● **Tasks for this exercise**:
[1] According to the apartment market article, how much did Fannie Mae and Freddie Mac together fund in apartment deals last year?
[2] Copy the apartment market article from "So much so that" up to and including "convention and exposition.", substituting "novices" for "amateurs".

Apartment Market Gold Rush

In recent years, Fannie Mae and Freddie Mac have kept the apartment market afloat, but now private lenders also are warming to the task. At the Pacific Coast Builders Conference, experts voiced their concerns about lenders who know nothing about the sector flooding the market. Also, lenders’ ability to remain disciplined in the face of strong competition for borrowers was mentioned.

There’s no question that Fannie Mae and Freddie Mac have kept the apartment market afloat in recent years, just as they have propped up the single-family sector. But private lenders are warming to the task.

So much so that Sharon Dworkin Bell, senior vice president for multifamily housing at the National Association of Home Builders (NAHB), is worried that lenders who know nothing about the sector will soon flood the market.

“It makes me nervous that amateurs will move into apartment development, make a mess, and then leave,” Bell said at the Pacific Coast Builders Conference (PCBC) in San Francisco earlier this summer. PCBC is the country’s largest regional housing trade show, second only to the huge NAHB annual convention and exposition.

Fannie Mae’s Paul Lewis also is concerned—not so much about amateurs, but about lenders’ ability to remain disciplined in the face of strong competition for borrowers. Lewis’s fear, he told PCBC’s annual multifamily trends section, is that in “recklessly pursuing” deals, they will “ignore the red flags” that always get apartment lenders into trouble.

“We’re already seeing signs of overheating,” the Fannie Mae executive said. “A lot of money is looking to come in [to the apartment market], but there are not a lot of opportunities.”

The apartment sector has been flooded with capital before, so anxiety that it could happen again is very real. But that’s a concern for another day, both speakers admitted. For now, all systems are go. Together, Fannie Mae and Freddie Mac funded $32 billion in apartment deals last year and are on pace—$8 billion in the first quarter—to equal that production again in 2011.

● **Data listing**:
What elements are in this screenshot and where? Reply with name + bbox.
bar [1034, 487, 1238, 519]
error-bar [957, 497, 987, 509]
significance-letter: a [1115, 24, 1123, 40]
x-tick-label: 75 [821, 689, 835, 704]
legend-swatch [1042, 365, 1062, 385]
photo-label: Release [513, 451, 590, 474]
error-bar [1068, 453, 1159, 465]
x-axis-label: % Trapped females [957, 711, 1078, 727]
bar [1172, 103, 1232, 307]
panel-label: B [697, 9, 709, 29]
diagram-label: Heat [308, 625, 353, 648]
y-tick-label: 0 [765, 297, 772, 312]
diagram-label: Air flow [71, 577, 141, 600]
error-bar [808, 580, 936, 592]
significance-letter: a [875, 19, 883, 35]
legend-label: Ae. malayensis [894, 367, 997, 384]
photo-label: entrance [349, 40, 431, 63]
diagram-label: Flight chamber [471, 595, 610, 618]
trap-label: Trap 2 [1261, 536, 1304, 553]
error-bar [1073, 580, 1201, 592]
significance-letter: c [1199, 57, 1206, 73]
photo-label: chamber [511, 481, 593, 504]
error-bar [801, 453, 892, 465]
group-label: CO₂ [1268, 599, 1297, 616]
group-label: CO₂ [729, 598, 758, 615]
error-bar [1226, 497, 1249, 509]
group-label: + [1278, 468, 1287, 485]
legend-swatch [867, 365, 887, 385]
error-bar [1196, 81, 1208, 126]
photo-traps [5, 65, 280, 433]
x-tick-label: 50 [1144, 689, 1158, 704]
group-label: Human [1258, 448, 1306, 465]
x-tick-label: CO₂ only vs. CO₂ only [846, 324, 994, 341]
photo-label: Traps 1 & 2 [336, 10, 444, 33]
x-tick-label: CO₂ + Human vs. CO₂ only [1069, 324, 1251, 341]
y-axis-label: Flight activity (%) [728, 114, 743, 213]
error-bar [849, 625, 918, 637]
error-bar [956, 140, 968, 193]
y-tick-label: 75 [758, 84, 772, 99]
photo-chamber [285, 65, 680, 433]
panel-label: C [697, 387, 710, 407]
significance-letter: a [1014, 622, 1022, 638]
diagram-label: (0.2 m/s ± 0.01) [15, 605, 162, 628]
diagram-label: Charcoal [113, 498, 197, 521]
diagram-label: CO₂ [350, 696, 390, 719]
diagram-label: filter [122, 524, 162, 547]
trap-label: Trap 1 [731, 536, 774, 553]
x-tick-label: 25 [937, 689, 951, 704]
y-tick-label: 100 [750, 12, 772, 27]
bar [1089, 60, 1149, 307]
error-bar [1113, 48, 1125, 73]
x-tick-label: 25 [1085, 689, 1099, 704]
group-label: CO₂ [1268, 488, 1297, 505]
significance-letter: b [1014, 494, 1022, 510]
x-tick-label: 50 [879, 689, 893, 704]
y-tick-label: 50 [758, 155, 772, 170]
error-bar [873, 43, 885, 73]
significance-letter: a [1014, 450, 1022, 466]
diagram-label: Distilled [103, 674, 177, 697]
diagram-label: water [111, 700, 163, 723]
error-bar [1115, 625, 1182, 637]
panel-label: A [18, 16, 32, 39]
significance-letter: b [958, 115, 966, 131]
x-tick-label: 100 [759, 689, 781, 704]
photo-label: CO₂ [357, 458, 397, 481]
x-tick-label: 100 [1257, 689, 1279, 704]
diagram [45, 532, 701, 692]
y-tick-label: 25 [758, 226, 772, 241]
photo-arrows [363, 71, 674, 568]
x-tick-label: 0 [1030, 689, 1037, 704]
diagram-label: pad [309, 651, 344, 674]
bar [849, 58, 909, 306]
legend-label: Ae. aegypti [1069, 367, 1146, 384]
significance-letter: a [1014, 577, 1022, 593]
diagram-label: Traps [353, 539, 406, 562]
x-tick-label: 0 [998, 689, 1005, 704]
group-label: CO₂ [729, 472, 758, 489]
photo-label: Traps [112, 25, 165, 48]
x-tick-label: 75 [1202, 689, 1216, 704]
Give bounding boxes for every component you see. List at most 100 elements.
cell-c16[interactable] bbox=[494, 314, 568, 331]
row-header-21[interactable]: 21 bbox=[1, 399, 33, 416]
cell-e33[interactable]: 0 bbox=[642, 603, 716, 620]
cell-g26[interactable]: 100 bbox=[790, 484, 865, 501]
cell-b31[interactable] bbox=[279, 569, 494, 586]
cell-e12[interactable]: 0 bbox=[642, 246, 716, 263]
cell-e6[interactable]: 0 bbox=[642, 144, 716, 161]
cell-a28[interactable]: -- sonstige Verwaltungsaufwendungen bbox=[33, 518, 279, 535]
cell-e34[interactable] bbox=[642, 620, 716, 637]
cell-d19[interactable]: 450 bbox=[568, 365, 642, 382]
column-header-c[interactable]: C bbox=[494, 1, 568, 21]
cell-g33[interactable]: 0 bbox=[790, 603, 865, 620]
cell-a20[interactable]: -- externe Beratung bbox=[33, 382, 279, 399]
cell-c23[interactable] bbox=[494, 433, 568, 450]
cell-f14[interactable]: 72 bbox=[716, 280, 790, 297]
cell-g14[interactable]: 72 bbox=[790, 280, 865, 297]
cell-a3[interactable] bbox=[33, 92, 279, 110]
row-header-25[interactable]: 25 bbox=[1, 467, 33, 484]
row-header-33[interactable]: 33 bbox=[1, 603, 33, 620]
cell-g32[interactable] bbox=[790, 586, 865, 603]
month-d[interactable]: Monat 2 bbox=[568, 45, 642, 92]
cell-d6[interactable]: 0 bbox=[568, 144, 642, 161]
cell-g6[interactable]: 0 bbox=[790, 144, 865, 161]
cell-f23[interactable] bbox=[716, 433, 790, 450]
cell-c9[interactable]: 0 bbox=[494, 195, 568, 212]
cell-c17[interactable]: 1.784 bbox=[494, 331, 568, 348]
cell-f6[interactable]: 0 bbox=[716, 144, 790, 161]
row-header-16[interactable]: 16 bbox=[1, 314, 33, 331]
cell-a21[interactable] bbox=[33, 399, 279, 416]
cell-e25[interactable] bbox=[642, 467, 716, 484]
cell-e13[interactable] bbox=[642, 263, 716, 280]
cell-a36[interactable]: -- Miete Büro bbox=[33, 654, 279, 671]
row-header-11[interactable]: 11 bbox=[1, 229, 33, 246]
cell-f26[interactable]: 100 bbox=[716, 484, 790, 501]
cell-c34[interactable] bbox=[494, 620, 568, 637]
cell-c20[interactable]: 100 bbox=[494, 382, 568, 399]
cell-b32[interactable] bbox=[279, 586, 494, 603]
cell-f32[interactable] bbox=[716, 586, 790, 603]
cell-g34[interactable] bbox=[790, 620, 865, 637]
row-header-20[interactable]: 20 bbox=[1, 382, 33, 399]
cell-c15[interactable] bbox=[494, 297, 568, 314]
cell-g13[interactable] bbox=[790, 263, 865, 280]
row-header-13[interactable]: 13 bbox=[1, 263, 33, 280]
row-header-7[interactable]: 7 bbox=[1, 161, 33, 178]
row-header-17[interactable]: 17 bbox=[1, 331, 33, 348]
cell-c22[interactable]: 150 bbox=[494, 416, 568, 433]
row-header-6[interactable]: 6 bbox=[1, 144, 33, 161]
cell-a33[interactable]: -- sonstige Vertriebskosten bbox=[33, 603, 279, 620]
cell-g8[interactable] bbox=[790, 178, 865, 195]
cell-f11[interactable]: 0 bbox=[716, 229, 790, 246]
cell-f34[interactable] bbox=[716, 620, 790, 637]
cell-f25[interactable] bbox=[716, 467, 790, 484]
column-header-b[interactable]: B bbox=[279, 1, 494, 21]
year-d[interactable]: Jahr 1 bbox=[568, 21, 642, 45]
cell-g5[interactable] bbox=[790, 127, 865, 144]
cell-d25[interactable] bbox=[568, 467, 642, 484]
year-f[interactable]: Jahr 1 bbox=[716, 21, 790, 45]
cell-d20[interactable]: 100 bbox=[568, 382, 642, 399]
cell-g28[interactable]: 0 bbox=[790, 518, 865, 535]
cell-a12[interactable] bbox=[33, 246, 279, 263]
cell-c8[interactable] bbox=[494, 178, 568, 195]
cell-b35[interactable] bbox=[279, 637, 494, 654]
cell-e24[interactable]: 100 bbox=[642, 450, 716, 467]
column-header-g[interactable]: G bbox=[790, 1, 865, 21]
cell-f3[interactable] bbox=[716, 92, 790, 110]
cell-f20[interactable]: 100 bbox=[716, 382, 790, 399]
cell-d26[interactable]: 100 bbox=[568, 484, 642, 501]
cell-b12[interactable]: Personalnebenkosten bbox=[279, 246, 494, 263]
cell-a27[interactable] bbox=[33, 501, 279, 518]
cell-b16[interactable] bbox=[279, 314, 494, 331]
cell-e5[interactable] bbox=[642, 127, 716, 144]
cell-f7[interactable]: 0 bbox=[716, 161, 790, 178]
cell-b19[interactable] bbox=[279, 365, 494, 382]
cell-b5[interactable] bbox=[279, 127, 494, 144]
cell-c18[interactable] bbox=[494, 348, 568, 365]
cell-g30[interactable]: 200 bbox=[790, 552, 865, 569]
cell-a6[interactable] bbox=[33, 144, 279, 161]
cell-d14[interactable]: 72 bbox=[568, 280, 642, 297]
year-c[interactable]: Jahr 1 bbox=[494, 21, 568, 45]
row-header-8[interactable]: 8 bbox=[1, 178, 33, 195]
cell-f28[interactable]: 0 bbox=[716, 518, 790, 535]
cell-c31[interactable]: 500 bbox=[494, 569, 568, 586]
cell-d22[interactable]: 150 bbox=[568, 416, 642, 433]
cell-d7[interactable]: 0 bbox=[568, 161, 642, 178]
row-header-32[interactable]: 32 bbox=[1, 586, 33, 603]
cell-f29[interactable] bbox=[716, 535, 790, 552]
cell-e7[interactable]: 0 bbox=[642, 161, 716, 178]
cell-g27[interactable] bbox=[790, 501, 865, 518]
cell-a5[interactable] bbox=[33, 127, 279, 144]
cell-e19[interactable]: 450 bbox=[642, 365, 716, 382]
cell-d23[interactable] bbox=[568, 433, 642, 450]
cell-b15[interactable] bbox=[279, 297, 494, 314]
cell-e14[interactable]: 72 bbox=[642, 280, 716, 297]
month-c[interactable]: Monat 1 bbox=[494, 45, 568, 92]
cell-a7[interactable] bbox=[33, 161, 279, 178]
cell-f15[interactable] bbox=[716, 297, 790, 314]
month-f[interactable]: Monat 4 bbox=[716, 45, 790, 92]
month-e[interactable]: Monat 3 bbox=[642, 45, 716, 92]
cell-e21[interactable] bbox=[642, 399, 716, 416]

● **Answers to the exercises**:
[1] $32 billion

[2]
So much so that Sharon Dworkin Bell, senior vice president for multifamily housing at the National Association of Home Builders (NAHB), is worried that lenders who know nothing about the sector will soon flood the market.

“It makes me nervous that novices will move into apartment development, make a mess, and then leave,” Bell said at the Pacific Coast Builders Conference (PCBC) in San Francisco earlier this summer. PCBC is the country’s largest regional housing trade show, second only to the huge NAHB annual convention and exposition.